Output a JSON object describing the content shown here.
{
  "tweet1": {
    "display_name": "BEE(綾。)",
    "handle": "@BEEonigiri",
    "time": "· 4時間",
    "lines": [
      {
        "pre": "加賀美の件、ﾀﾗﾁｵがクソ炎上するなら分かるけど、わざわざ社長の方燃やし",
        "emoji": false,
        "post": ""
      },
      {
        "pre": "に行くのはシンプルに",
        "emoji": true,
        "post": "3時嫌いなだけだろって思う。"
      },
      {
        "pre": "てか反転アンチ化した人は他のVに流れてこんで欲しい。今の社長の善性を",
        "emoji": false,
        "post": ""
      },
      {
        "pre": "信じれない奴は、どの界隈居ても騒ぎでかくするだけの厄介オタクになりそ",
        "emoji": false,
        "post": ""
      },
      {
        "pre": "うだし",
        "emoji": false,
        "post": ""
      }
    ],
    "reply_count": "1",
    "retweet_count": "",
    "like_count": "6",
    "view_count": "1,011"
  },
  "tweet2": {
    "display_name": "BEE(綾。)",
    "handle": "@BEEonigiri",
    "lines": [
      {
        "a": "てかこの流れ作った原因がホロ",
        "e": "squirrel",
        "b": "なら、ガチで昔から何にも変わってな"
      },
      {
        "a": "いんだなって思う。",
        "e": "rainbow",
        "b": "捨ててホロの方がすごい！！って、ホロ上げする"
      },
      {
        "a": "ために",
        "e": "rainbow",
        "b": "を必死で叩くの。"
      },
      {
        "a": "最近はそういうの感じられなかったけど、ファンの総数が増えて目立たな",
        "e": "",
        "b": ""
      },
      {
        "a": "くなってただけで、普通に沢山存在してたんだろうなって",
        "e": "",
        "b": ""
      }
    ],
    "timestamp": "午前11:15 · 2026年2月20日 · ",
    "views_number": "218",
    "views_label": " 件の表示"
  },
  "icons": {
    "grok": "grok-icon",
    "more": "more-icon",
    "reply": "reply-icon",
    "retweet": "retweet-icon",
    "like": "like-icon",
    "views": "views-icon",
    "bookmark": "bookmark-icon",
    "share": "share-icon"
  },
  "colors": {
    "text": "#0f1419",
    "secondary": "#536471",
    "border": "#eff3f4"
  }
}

• • •

WRITTEN EXERCISE ▸
Write out every entry verbatim.

SOLUTION TO THIS PROBLEM ▸
Output a JSON object describing the content shown here.
{
  "tweet1": {
    "display_name": "BEE(綾。)",
    "handle": "@BEEonigiri",
    "time": "· 4時間",
    "lines": [
      {
        "pre": "加賀美の件、ﾀﾗﾁｵがクソ炎上するなら分かるけど、わざわざ社長の方燃やし",
        "emoji": false,
        "post": ""
      },
      {
        "pre": "に行くのはシンプルに",
        "emoji": true,
        "post": "3時嫌いなだけだろって思う。"
      },
      {
        "pre": "てか反転アンチ化した人は他のVに流れてこんで欲しい。今の社長の善性を",
        "emoji": false,
        "post": ""
      },
      {
        "pre": "信じれない奴は、どの界隈居ても騒ぎでかくするだけの厄介オタクになりそ",
        "emoji": false,
        "post": ""
      },
      {
        "pre": "うだし",
        "emoji": false,
        "post": ""
      }
    ],
    "reply_count": "1",
    "retweet_count": "",
    "like_count": "6",
    "view_count": "1,011"
  },
  "tweet2": {
    "display_name": "BEE(綾。)",
    "handle": "@BEEonigiri",
    "lines": [
      {
        "a": "てかこの流れ作った原因がホロ",
        "e": "squirrel",
        "b": "なら、ガチで昔から何にも変わってな"
      },
      {
        "a": "いんだなって思う。",
        "e": "rainbow",
        "b": "捨ててホロの方がすごい！！って、ホロ上げする"
      },
      {
        "a": "ために",
        "e": "rainbow",
        "b": "を必死で叩くの。"
      },
      {
        "a": "最近はそういうの感じられなかったけど、ファンの総数が増えて目立たな",
        "e": "",
        "b": ""
      },
      {
        "a": "くなってただけで、普通に沢山存在してたんだろうなって",
        "e": "",
        "b": ""
      }
    ],
    "timestamp": "午前11:15 · 2026年2月20日 · ",
    "views_number": "218",
    "views_label": " 件の表示"
  },
  "icons": {
    "grok": "grok-icon",
    "more": "more-icon",
    "reply": "reply-icon",
    "retweet": "retweet-icon",
    "like": "like-icon",
    "views": "views-icon",
    "bookmark": "bookmark-icon",
    "share": "share-icon"
  },
  "colors": {
    "text": "#0f1419",
    "secondary": "#536471",
    "border": "#eff3f4"
  }
}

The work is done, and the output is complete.